- _DIRECTIVE_: Transcribe the entries that follow, word for word.
** begin DATA FOR THIS TASK **
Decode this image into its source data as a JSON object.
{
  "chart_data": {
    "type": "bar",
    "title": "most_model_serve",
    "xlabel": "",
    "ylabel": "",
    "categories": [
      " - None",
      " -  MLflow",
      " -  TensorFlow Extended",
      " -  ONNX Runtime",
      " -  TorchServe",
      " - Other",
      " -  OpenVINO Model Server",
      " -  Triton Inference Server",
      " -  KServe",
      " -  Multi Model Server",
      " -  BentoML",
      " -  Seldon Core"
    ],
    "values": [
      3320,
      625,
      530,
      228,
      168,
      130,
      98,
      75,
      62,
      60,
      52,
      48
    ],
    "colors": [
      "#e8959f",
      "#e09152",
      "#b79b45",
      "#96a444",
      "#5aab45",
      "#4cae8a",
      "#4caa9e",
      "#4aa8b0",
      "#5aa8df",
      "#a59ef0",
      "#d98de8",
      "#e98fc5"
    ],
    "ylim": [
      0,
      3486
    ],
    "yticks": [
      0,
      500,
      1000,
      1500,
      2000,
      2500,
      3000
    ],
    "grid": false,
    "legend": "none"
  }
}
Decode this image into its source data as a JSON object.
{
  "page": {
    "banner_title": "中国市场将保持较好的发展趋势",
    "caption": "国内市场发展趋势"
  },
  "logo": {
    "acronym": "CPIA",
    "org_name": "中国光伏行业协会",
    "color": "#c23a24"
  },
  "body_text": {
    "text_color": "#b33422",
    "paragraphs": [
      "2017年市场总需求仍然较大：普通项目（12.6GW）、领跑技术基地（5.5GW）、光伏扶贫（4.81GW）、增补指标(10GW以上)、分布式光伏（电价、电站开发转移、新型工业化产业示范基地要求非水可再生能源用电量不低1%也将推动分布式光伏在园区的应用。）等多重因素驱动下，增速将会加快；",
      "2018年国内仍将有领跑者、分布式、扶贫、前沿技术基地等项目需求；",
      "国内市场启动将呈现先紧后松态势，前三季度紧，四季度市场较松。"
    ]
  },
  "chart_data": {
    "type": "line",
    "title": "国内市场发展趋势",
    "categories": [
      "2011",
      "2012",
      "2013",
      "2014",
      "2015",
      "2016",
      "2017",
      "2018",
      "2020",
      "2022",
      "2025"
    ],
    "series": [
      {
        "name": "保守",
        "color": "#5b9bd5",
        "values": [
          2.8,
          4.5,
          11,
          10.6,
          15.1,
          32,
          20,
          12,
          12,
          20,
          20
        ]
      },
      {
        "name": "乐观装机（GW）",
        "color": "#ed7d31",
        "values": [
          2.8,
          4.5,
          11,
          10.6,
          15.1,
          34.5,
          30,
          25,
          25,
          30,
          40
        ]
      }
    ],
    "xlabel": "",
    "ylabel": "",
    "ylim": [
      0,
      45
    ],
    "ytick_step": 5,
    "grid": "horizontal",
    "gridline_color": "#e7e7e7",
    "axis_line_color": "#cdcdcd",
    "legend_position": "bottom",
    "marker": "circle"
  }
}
** end DATA FOR THIS TASK **
- _EXERCISE ANSWER_:
Decode this image into its source data as a JSON object.
{
  "chart_data": {
    "type": "bar",
    "title": "most_model_serve",
    "xlabel": "",
    "ylabel": "",
    "categories": [
      " - None",
      " -  MLflow",
      " -  TensorFlow Extended",
      " -  ONNX Runtime",
      " -  TorchServe",
      " - Other",
      " -  OpenVINO Model Server",
      " -  Triton Inference Server",
      " -  KServe",
      " -  Multi Model Server",
      " -  BentoML",
      " -  Seldon Core"
    ],
    "values": [
      3320,
      625,
      530,
      228,
      168,
      130,
      98,
      75,
      62,
      60,
      52,
      48
    ],
    "colors": [
      "#e8959f",
      "#e09152",
      "#b79b45",
      "#96a444",
      "#5aab45",
      "#4cae8a",
      "#4caa9e",
      "#4aa8b0",
      "#5aa8df",
      "#a59ef0",
      "#d98de8",
      "#e98fc5"
    ],
    "ylim": [
      0,
      3486
    ],
    "yticks": [
      0,
      500,
      1000,
      1500,
      2000,
      2500,
      3000
    ],
    "grid": false,
    "legend": "none"
  }
}
Decode this image into its source data as a JSON object.
{
  "page": {
    "banner_title": "中国市场将保持较好的发展趋势",
    "caption": "国内市场发展趋势"
  },
  "logo": {
    "acronym": "CPIA",
    "org_name": "中国光伏行业协会",
    "color": "#c23a24"
  },
  "body_text": {
    "text_color": "#b33422",
    "paragraphs": [
      "2017年市场总需求仍然较大：普通项目（12.6GW）、领跑技术基地（5.5GW）、光伏扶贫（4.81GW）、增补指标(10GW以上)、分布式光伏（电价、电站开发转移、新型工业化产业示范基地要求非水可再生能源用电量不低1%也将推动分布式光伏在园区的应用。）等多重因素驱动下，增速将会加快；",
      "2018年国内仍将有领跑者、分布式、扶贫、前沿技术基地等项目需求；",
      "国内市场启动将呈现先紧后松态势，前三季度紧，四季度市场较松。"
    ]
  },
  "chart_data": {
    "type": "line",
    "title": "国内市场发展趋势",
    "categories": [
      "2011",
      "2012",
      "2013",
      "2014",
      "2015",
      "2016",
      "2017",
      "2018",
      "2020",
      "2022",
      "2025"
    ],
    "series": [
      {
        "name": "保守",
        "color": "#5b9bd5",
        "values": [
          2.8,
          4.5,
          11,
          10.6,
          15.1,
          32,
          20,
          12,
          12,
          20,
          20
        ]
      },
      {
        "name": "乐观装机（GW）",
        "color": "#ed7d31",
        "values": [
          2.8,
          4.5,
          11,
          10.6,
          15.1,
          34.5,
          30,
          25,
          25,
          30,
          40
        ]
      }
    ],
    "xlabel": "",
    "ylabel": "",
    "ylim": [
      0,
      45
    ],
    "ytick_step": 5,
    "grid": "horizontal",
    "gridline_color": "#e7e7e7",
    "axis_line_color": "#cdcdcd",
    "legend_position": "bottom",
    "marker": "circle"
  }
}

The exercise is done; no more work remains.